* **SELECTED EXTRACT**:
⟨

Today, the cinema commands respect accorded to any other form of creative expression. In the immense complexity of its creative process, it combines in various measures the functions of poetry, music, painting, drama, architecture and a host of other arts, major and minor. It also combines the cold logic of science with the subtlest abstractions of the human imagination. No matter what goes into the making of it, no matter who uses it and how- producer for financial profits, a political body for propaganda or an avant-garde intellectual for the satisfaction of an aesthetic urge-the cinema is basically the expression of a concept or concepts in aesthetic terms; terms which have crystallized through the incredibly short years of its existence.

It was perhaps inevitable that the cinema should have found the greatest impetus in America. A country without any deep-rooted cultural and artistic traditions was perhaps best able to appraise the new medium objectively. Thanks to pioneers like Griffith, and to the vast-sensation mongering public with its constant clamor for something new, the basic style of filmmaking was evolved and the tolls of its production perfected much quicker than would be normally possible. The cinema has now attained a stage where it can handle Shakespeare and psychiatry with equal facility. Technically, in the black and white field, the cinema is supremely at east. Newer development in color and three-dimensional photography are imminent, and it’s possible that before the decade is out, the aesthetics of film making will have seen far-reaching changes.

Meanwhile, ‘studios sprang up’ to quote an American writer in Screenwriter, ‘ even in such unlikely lands as Indian and China’ One may note in passing that this spring up has been happening in India for nearly forty years. For a country so far removed from the centre of things, India took up film production surprisingly early.

⟩

* **INFORMATION GIVEN**:

⟨

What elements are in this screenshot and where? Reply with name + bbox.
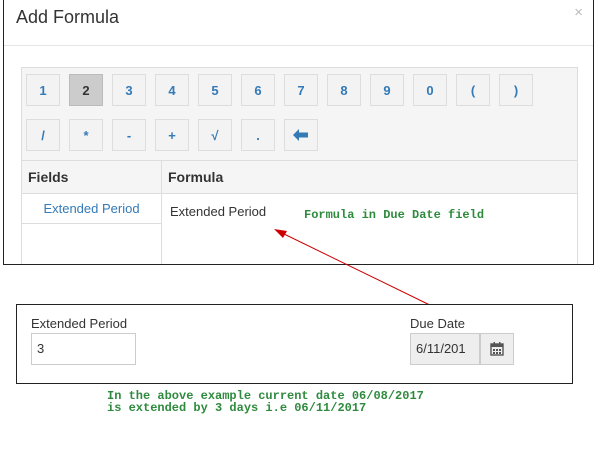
calendar-button[interactable] [480,333,514,365]
form-panel: Extended Period 3 Due Date 6/11/201 [16,304,573,384]
annotation-example-note: In the above example current date 06/08/… [107,389,424,415]
extended-period-input[interactable]: 3 [31,333,136,365]
calendar-icon [490,342,504,356]
due-date-input[interactable]: 6/11/201 [410,333,480,365]
due-date-label: Due Date [410,316,465,331]
extended-period-label: Extended Period [31,316,128,331]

⟩

* **PROBLEM STATEMENT**:
Copy the stretch of the passage on cinema from "Meanwhile, ‘studios sprang" through "production surprisingly early." word for word.

* **SOLUTION TO THIS EXERCISE**:
Meanwhile, ‘studios sprang up’ to quote an American writer in Screenwriter, ‘ even in such unlikely lands as Indian and China’ One may note in passing that this spring up has been happening in India for nearly forty years. For a country so far removed from the centre of things, India took up film production surprisingly early.